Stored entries
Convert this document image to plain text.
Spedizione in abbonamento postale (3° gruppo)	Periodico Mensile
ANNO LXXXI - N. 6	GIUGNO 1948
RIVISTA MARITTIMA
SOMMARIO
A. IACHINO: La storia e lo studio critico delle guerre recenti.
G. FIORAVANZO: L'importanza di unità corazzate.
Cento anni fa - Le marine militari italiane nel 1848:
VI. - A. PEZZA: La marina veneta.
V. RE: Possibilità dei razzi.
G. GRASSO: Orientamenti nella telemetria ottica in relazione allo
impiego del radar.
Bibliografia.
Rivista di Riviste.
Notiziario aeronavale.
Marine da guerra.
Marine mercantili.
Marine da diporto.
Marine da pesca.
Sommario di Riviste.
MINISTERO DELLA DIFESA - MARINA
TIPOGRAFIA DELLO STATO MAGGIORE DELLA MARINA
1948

--

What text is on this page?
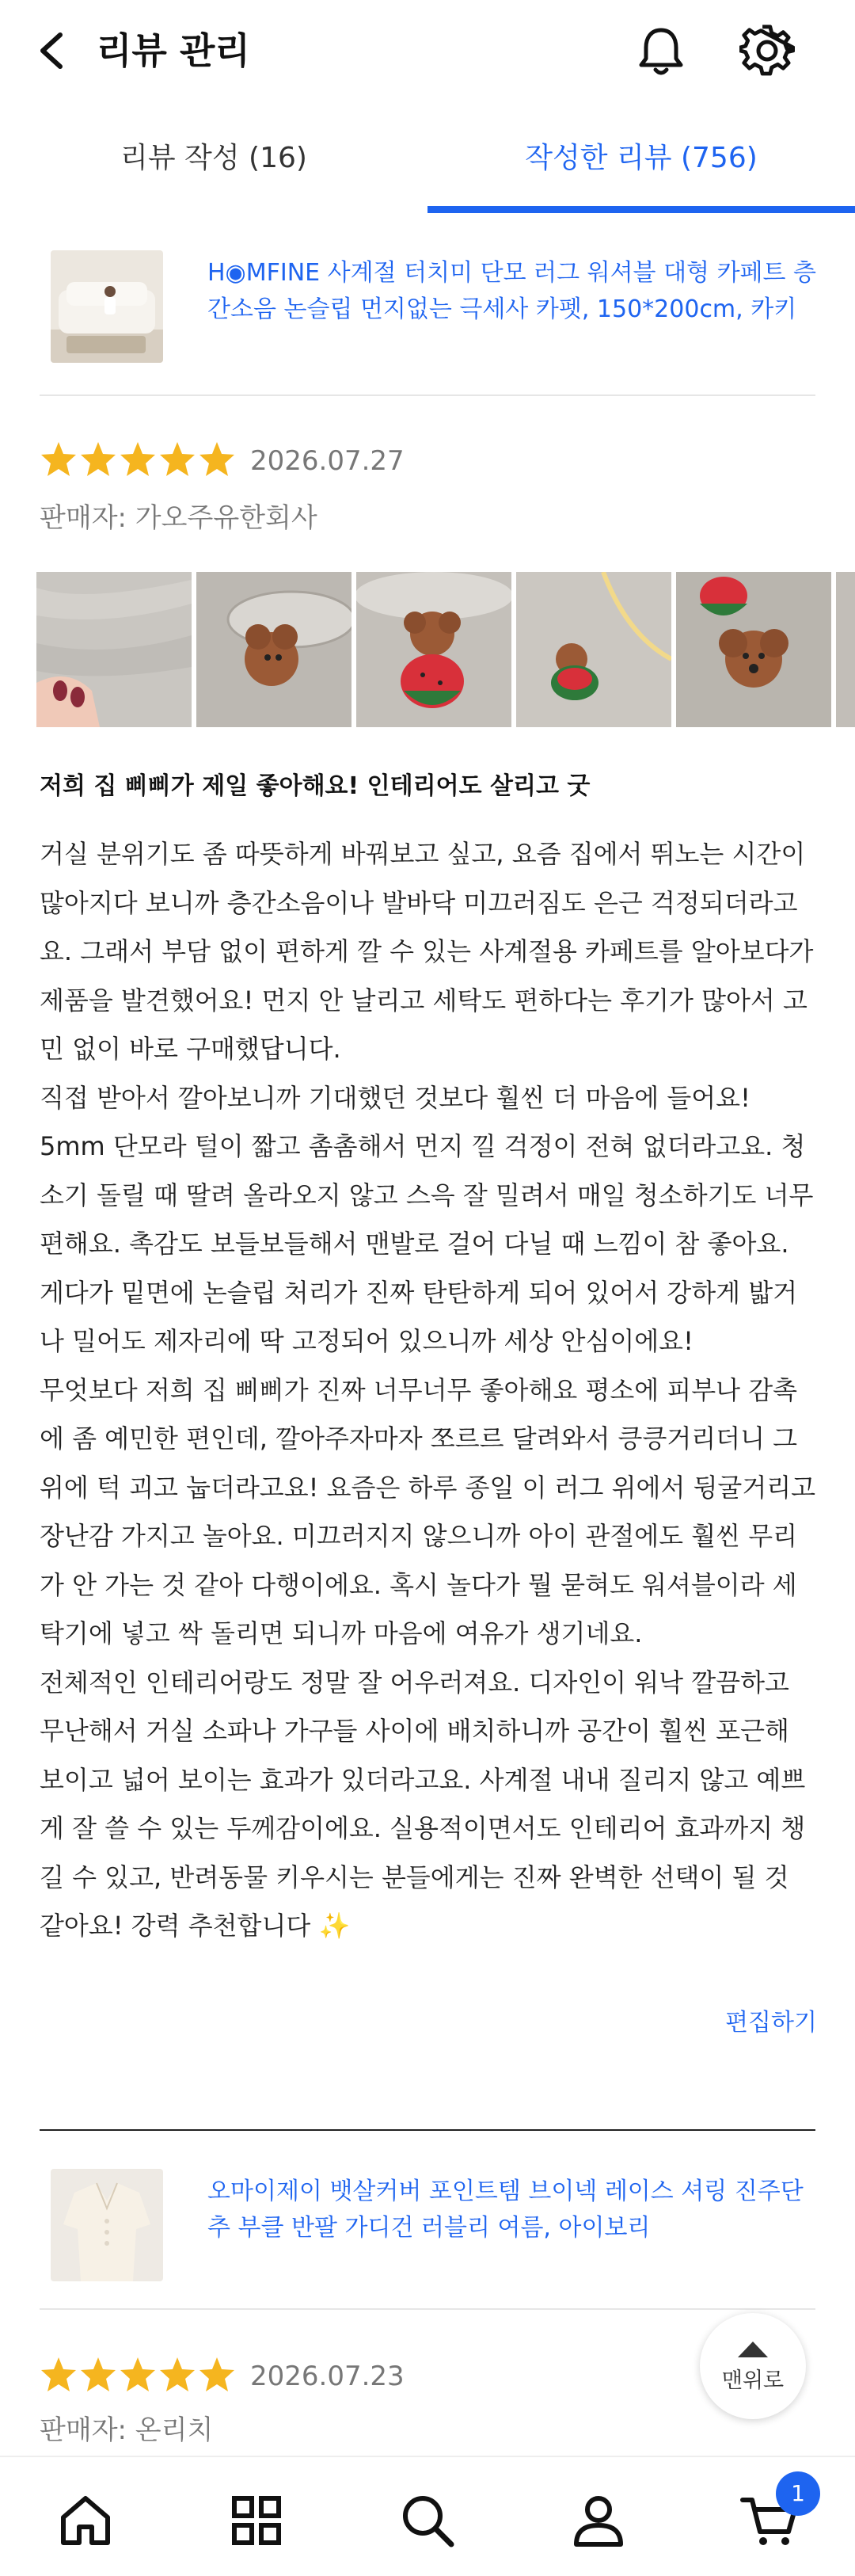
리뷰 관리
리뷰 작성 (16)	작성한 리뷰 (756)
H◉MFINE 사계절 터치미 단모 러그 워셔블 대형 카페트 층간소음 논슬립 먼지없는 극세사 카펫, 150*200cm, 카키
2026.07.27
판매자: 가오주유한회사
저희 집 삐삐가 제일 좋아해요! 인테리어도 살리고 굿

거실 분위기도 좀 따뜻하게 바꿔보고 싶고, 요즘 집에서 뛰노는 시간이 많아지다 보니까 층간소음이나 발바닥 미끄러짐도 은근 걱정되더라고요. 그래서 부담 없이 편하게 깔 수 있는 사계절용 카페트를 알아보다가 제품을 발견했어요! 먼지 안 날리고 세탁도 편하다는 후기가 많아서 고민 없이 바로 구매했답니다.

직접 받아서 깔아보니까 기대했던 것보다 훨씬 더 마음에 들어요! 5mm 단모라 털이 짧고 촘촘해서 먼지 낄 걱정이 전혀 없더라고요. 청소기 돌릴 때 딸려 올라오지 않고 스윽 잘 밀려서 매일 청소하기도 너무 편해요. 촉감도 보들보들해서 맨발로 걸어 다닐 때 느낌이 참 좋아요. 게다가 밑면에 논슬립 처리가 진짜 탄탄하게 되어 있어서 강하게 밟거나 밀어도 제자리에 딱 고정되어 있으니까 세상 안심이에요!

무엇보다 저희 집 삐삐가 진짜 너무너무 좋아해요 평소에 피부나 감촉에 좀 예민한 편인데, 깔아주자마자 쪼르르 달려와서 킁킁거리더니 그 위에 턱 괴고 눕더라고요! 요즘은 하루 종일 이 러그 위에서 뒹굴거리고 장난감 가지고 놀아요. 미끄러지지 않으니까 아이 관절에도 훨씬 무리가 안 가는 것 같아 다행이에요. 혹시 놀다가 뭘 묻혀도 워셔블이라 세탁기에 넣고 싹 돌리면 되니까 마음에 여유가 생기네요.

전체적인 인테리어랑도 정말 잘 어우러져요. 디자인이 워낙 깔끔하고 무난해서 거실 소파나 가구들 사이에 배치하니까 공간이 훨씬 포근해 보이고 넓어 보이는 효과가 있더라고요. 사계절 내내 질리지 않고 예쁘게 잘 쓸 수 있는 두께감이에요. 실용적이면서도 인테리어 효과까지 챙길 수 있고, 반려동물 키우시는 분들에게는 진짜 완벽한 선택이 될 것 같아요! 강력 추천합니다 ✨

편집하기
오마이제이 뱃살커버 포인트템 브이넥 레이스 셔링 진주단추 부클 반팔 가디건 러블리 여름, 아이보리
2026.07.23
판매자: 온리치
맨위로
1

== Written problem ==
Using the listing above, show every line that includes the string "좋아해요".

== Written solution ==
저희 집 삐삐가 제일 좋아해요! 인테리어도 살리고 굿
무엇보다 저희 집 삐삐가 진짜 너무너무 좋아해요 평소에 피부나 감촉에 좀 예민한 편인데, 깔아주자마자 쪼르르 달려와서 킁킁거리더니 그 위에 턱 괴고 눕더라고요! 요즘은 하루 종일 이 러그 위에서 뒹굴거리고 장난감 가지고 놀아요. 미끄러지지 않으니까 아이 관절에도 훨씬 무리가 안 가는 것 같아 다행이에요. 혹시 놀다가 뭘 묻혀도 워셔블이라 세탁기에 넣고 싹 돌리면 되니까 마음에 여유가 생기네요.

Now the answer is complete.